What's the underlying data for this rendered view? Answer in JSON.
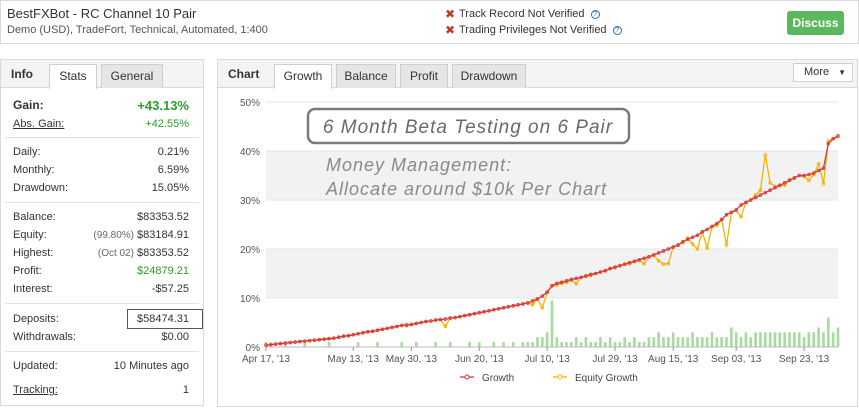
{
  "header": {
    "title": "BestFXBot - RC Channel 10 Pair",
    "subtitle": "Demo (USD), TradeFort, Technical, Automated, 1:400",
    "verification": [
      {
        "label": "Track Record Not Verified"
      },
      {
        "label": "Trading Privileges Not Verified"
      }
    ],
    "discuss_label": "Discuss"
  },
  "info": {
    "title": "Info",
    "tabs": [
      "Stats",
      "General"
    ],
    "gain_label": "Gain:",
    "gain_value": "+43.13%",
    "abs_gain_label": "Abs. Gain:",
    "abs_gain_value": "+42.55%",
    "daily_label": "Daily:",
    "daily_value": "0.21%",
    "monthly_label": "Monthly:",
    "monthly_value": "6.59%",
    "drawdown_label": "Drawdown:",
    "drawdown_value": "15.05%",
    "balance_label": "Balance:",
    "balance_value": "$83353.52",
    "equity_label": "Equity:",
    "equity_sub": "(99.80%)",
    "equity_value": "$83184.91",
    "highest_label": "Highest:",
    "highest_sub": "(Oct 02)",
    "highest_value": "$83353.52",
    "profit_label": "Profit:",
    "profit_value": "$24879.21",
    "interest_label": "Interest:",
    "interest_value": "-$57.25",
    "deposits_label": "Deposits:",
    "deposits_value": "$58474.31",
    "withdrawals_label": "Withdrawals:",
    "withdrawals_value": "$0.00",
    "updated_label": "Updated:",
    "updated_value": "10 Minutes ago",
    "tracking_label": "Tracking:",
    "tracking_value": "1"
  },
  "chart_panel": {
    "title": "Chart",
    "tabs": [
      "Growth",
      "Balance",
      "Profit",
      "Drawdown"
    ],
    "more_label": "More",
    "annotation_box": "6 Month Beta Testing on 6 Pair",
    "annotation_line1": "Money Management:",
    "annotation_line2": "Allocate around $10k Per Chart"
  },
  "colors": {
    "growth": "#d9363e",
    "equity": "#f0b400",
    "bars": "#a8dba0",
    "gain_green": "#2e9c2e",
    "discuss": "#5cb85c"
  },
  "chart_data": {
    "type": "line",
    "ylim": [
      0,
      50
    ],
    "yticks": [
      "0%",
      "10%",
      "20%",
      "30%",
      "40%",
      "50%"
    ],
    "xticks": [
      "Apr 17, '13",
      "May 13, '13",
      "May 30, '13",
      "Jun 20, '13",
      "Jul 10, '13",
      "Jul 29, '13",
      "Aug 15, '13",
      "Sep 03, '13",
      "Sep 23, '13"
    ],
    "x_tick_index": [
      0,
      18,
      30,
      44,
      58,
      72,
      84,
      97,
      111
    ],
    "legend": [
      "Growth",
      "Equity Growth"
    ],
    "series": [
      {
        "name": "Growth",
        "values": [
          0.4,
          0.5,
          0.6,
          0.7,
          0.8,
          0.9,
          1.0,
          1.1,
          1.2,
          1.3,
          1.4,
          1.5,
          1.6,
          1.7,
          1.8,
          2.0,
          2.2,
          2.3,
          2.5,
          2.7,
          2.9,
          3.1,
          3.2,
          3.4,
          3.6,
          3.8,
          4.0,
          4.2,
          4.4,
          4.5,
          4.6,
          4.8,
          5.0,
          5.2,
          5.3,
          5.5,
          5.6,
          5.7,
          5.9,
          6.0,
          6.2,
          6.4,
          6.6,
          6.8,
          7.0,
          7.2,
          7.4,
          7.6,
          7.8,
          8.0,
          8.2,
          8.4,
          8.6,
          8.8,
          9.0,
          9.4,
          9.8,
          10.4,
          11.2,
          12.5,
          13.0,
          13.2,
          13.5,
          13.8,
          14.0,
          14.2,
          14.5,
          14.8,
          15.0,
          15.3,
          15.6,
          16.0,
          16.3,
          16.6,
          16.9,
          17.2,
          17.5,
          17.8,
          18.1,
          18.4,
          18.8,
          19.2,
          19.6,
          20.0,
          20.4,
          20.8,
          21.5,
          22.0,
          22.4,
          22.8,
          23.5,
          24.0,
          24.6,
          25.2,
          26.0,
          27.0,
          27.5,
          28.0,
          29.0,
          29.5,
          30.0,
          30.5,
          31.0,
          31.5,
          32.0,
          32.5,
          33.0,
          33.5,
          34.0,
          34.5,
          35.0,
          35.0,
          35.2,
          35.5,
          36.0,
          36.5,
          41.5,
          42.5,
          43.1
        ]
      },
      {
        "name": "Equity Growth",
        "values": [
          0.3,
          0.5,
          0.6,
          0.7,
          0.8,
          0.9,
          1.0,
          1.1,
          1.2,
          1.3,
          1.4,
          1.5,
          1.6,
          1.7,
          1.8,
          2.0,
          2.2,
          2.3,
          2.5,
          2.7,
          2.9,
          3.1,
          3.2,
          3.4,
          3.6,
          3.8,
          4.0,
          4.2,
          4.4,
          4.3,
          4.6,
          4.8,
          5.0,
          5.2,
          5.3,
          5.5,
          5.6,
          4.2,
          5.9,
          6.0,
          6.2,
          6.4,
          6.6,
          6.8,
          7.0,
          7.2,
          7.4,
          7.6,
          7.8,
          8.0,
          8.2,
          8.4,
          8.6,
          8.8,
          9.0,
          8.6,
          9.8,
          8.0,
          11.2,
          12.5,
          12.6,
          13.0,
          13.2,
          13.6,
          12.9,
          14.2,
          14.4,
          14.6,
          15.0,
          15.3,
          15.5,
          16.0,
          16.2,
          16.6,
          16.9,
          17.0,
          17.4,
          17.7,
          17.0,
          18.4,
          18.7,
          17.6,
          16.9,
          17.0,
          20.4,
          20.8,
          21.3,
          22.2,
          21.0,
          20.0,
          23.5,
          20.2,
          24.6,
          24.8,
          26.0,
          20.8,
          27.5,
          27.8,
          26.6,
          29.5,
          30.0,
          31.0,
          32.0,
          39.2,
          33.5,
          32.8,
          33.0,
          33.0,
          34.2,
          34.5,
          35.0,
          34.8,
          34.0,
          35.2,
          37.4,
          33.3,
          42.0,
          42.5,
          42.9
        ]
      },
      {
        "name": "Bars",
        "values": [
          1,
          0,
          0,
          0,
          1,
          0,
          0,
          0,
          1,
          0,
          0,
          0,
          0,
          1,
          0,
          0,
          0,
          0,
          0,
          1,
          0,
          0,
          0,
          1,
          0,
          0,
          0,
          0,
          1,
          0,
          0,
          1,
          0,
          0,
          0,
          1,
          0,
          0,
          1,
          0,
          0,
          0,
          1,
          0,
          1,
          0,
          0,
          1,
          0,
          1,
          0,
          1,
          0,
          1,
          1,
          1,
          2,
          2,
          3,
          9.5,
          2,
          1,
          1,
          1,
          2,
          1,
          2,
          1,
          1,
          2,
          1,
          2,
          1,
          1,
          2,
          1,
          2,
          1,
          1,
          2,
          2,
          3,
          2,
          2,
          3,
          2,
          2,
          2,
          3,
          2,
          2,
          2,
          3,
          2,
          2,
          2,
          4,
          3,
          2,
          3,
          2,
          3,
          3,
          3,
          3,
          3,
          3,
          3,
          3,
          3,
          3,
          2,
          3,
          3,
          4,
          3,
          6,
          3,
          4
        ]
      }
    ]
  }
}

-------

The data should be printed again unchanged; leave its pictures out.

What's the underlying data for this rendered view? Answer in JSON.
{
  "header": {
    "title": "BestFXBot - RC Channel 10 Pair",
    "subtitle": "Demo (USD), TradeFort, Technical, Automated, 1:400",
    "verification": [
      {
        "label": "Track Record Not Verified"
      },
      {
        "label": "Trading Privileges Not Verified"
      }
    ],
    "discuss_label": "Discuss"
  },
  "info": {
    "title": "Info",
    "tabs": [
      "Stats",
      "General"
    ],
    "gain_label": "Gain:",
    "gain_value": "+43.13%",
    "abs_gain_label": "Abs. Gain:",
    "abs_gain_value": "+42.55%",
    "daily_label": "Daily:",
    "daily_value": "0.21%",
    "monthly_label": "Monthly:",
    "monthly_value": "6.59%",
    "drawdown_label": "Drawdown:",
    "drawdown_value": "15.05%",
    "balance_label": "Balance:",
    "balance_value": "$83353.52",
    "equity_label": "Equity:",
    "equity_sub": "(99.80%)",
    "equity_value": "$83184.91",
    "highest_label": "Highest:",
    "highest_sub": "(Oct 02)",
    "highest_value": "$83353.52",
    "profit_label": "Profit:",
    "profit_value": "$24879.21",
    "interest_label": "Interest:",
    "interest_value": "-$57.25",
    "deposits_label": "Deposits:",
    "deposits_value": "$58474.31",
    "withdrawals_label": "Withdrawals:",
    "withdrawals_value": "$0.00",
    "updated_label": "Updated:",
    "updated_value": "10 Minutes ago",
    "tracking_label": "Tracking:",
    "tracking_value": "1"
  },
  "chart_panel": {
    "title": "Chart",
    "tabs": [
      "Growth",
      "Balance",
      "Profit",
      "Drawdown"
    ],
    "more_label": "More",
    "annotation_box": "6 Month Beta Testing on 6 Pair",
    "annotation_line1": "Money Management:",
    "annotation_line2": "Allocate around $10k Per Chart"
  },
  "colors": {
    "growth": "#d9363e",
    "equity": "#f0b400",
    "bars": "#a8dba0",
    "gain_green": "#2e9c2e",
    "discuss": "#5cb85c"
  },
  "chart_data": {
    "type": "line",
    "ylim": [
      0,
      50
    ],
    "yticks": [
      "0%",
      "10%",
      "20%",
      "30%",
      "40%",
      "50%"
    ],
    "xticks": [
      "Apr 17, '13",
      "May 13, '13",
      "May 30, '13",
      "Jun 20, '13",
      "Jul 10, '13",
      "Jul 29, '13",
      "Aug 15, '13",
      "Sep 03, '13",
      "Sep 23, '13"
    ],
    "x_tick_index": [
      0,
      18,
      30,
      44,
      58,
      72,
      84,
      97,
      111
    ],
    "legend": [
      "Growth",
      "Equity Growth"
    ],
    "series": [
      {
        "name": "Growth",
        "values": [
          0.4,
          0.5,
          0.6,
          0.7,
          0.8,
          0.9,
          1.0,
          1.1,
          1.2,
          1.3,
          1.4,
          1.5,
          1.6,
          1.7,
          1.8,
          2.0,
          2.2,
          2.3,
          2.5,
          2.7,
          2.9,
          3.1,
          3.2,
          3.4,
          3.6,
          3.8,
          4.0,
          4.2,
          4.4,
          4.5,
          4.6,
          4.8,
          5.0,
          5.2,
          5.3,
          5.5,
          5.6,
          5.7,
          5.9,
          6.0,
          6.2,
          6.4,
          6.6,
          6.8,
          7.0,
          7.2,
          7.4,
          7.6,
          7.8,
          8.0,
          8.2,
          8.4,
          8.6,
          8.8,
          9.0,
          9.4,
          9.8,
          10.4,
          11.2,
          12.5,
          13.0,
          13.2,
          13.5,
          13.8,
          14.0,
          14.2,
          14.5,
          14.8,
          15.0,
          15.3,
          15.6,
          16.0,
          16.3,
          16.6,
          16.9,
          17.2,
          17.5,
          17.8,
          18.1,
          18.4,
          18.8,
          19.2,
          19.6,
          20.0,
          20.4,
          20.8,
          21.5,
          22.0,
          22.4,
          22.8,
          23.5,
          24.0,
          24.6,
          25.2,
          26.0,
          27.0,
          27.5,
          28.0,
          29.0,
          29.5,
          30.0,
          30.5,
          31.0,
          31.5,
          32.0,
          32.5,
          33.0,
          33.5,
          34.0,
          34.5,
          35.0,
          35.0,
          35.2,
          35.5,
          36.0,
          36.5,
          41.5,
          42.5,
          43.1
        ]
      },
      {
        "name": "Equity Growth",
        "values": [
          0.3,
          0.5,
          0.6,
          0.7,
          0.8,
          0.9,
          1.0,
          1.1,
          1.2,
          1.3,
          1.4,
          1.5,
          1.6,
          1.7,
          1.8,
          2.0,
          2.2,
          2.3,
          2.5,
          2.7,
          2.9,
          3.1,
          3.2,
          3.4,
          3.6,
          3.8,
          4.0,
          4.2,
          4.4,
          4.3,
          4.6,
          4.8,
          5.0,
          5.2,
          5.3,
          5.5,
          5.6,
          4.2,
          5.9,
          6.0,
          6.2,
          6.4,
          6.6,
          6.8,
          7.0,
          7.2,
          7.4,
          7.6,
          7.8,
          8.0,
          8.2,
          8.4,
          8.6,
          8.8,
          9.0,
          8.6,
          9.8,
          8.0,
          11.2,
          12.5,
          12.6,
          13.0,
          13.2,
          13.6,
          12.9,
          14.2,
          14.4,
          14.6,
          15.0,
          15.3,
          15.5,
          16.0,
          16.2,
          16.6,
          16.9,
          17.0,
          17.4,
          17.7,
          17.0,
          18.4,
          18.7,
          17.6,
          16.9,
          17.0,
          20.4,
          20.8,
          21.3,
          22.2,
          21.0,
          20.0,
          23.5,
          20.2,
          24.6,
          24.8,
          26.0,
          20.8,
          27.5,
          27.8,
          26.6,
          29.5,
          30.0,
          31.0,
          32.0,
          39.2,
          33.5,
          32.8,
          33.0,
          33.0,
          34.2,
          34.5,
          35.0,
          34.8,
          34.0,
          35.2,
          37.4,
          33.3,
          42.0,
          42.5,
          42.9
        ]
      },
      {
        "name": "Bars",
        "values": [
          1,
          0,
          0,
          0,
          1,
          0,
          0,
          0,
          1,
          0,
          0,
          0,
          0,
          1,
          0,
          0,
          0,
          0,
          0,
          1,
          0,
          0,
          0,
          1,
          0,
          0,
          0,
          0,
          1,
          0,
          0,
          1,
          0,
          0,
          0,
          1,
          0,
          0,
          1,
          0,
          0,
          0,
          1,
          0,
          1,
          0,
          0,
          1,
          0,
          1,
          0,
          1,
          0,
          1,
          1,
          1,
          2,
          2,
          3,
          9.5,
          2,
          1,
          1,
          1,
          2,
          1,
          2,
          1,
          1,
          2,
          1,
          2,
          1,
          1,
          2,
          1,
          2,
          1,
          1,
          2,
          2,
          3,
          2,
          2,
          3,
          2,
          2,
          2,
          3,
          2,
          2,
          2,
          3,
          2,
          2,
          2,
          4,
          3,
          2,
          3,
          2,
          3,
          3,
          3,
          3,
          3,
          3,
          3,
          3,
          3,
          3,
          2,
          3,
          3,
          4,
          3,
          6,
          3,
          4
        ]
      }
    ]
  }
}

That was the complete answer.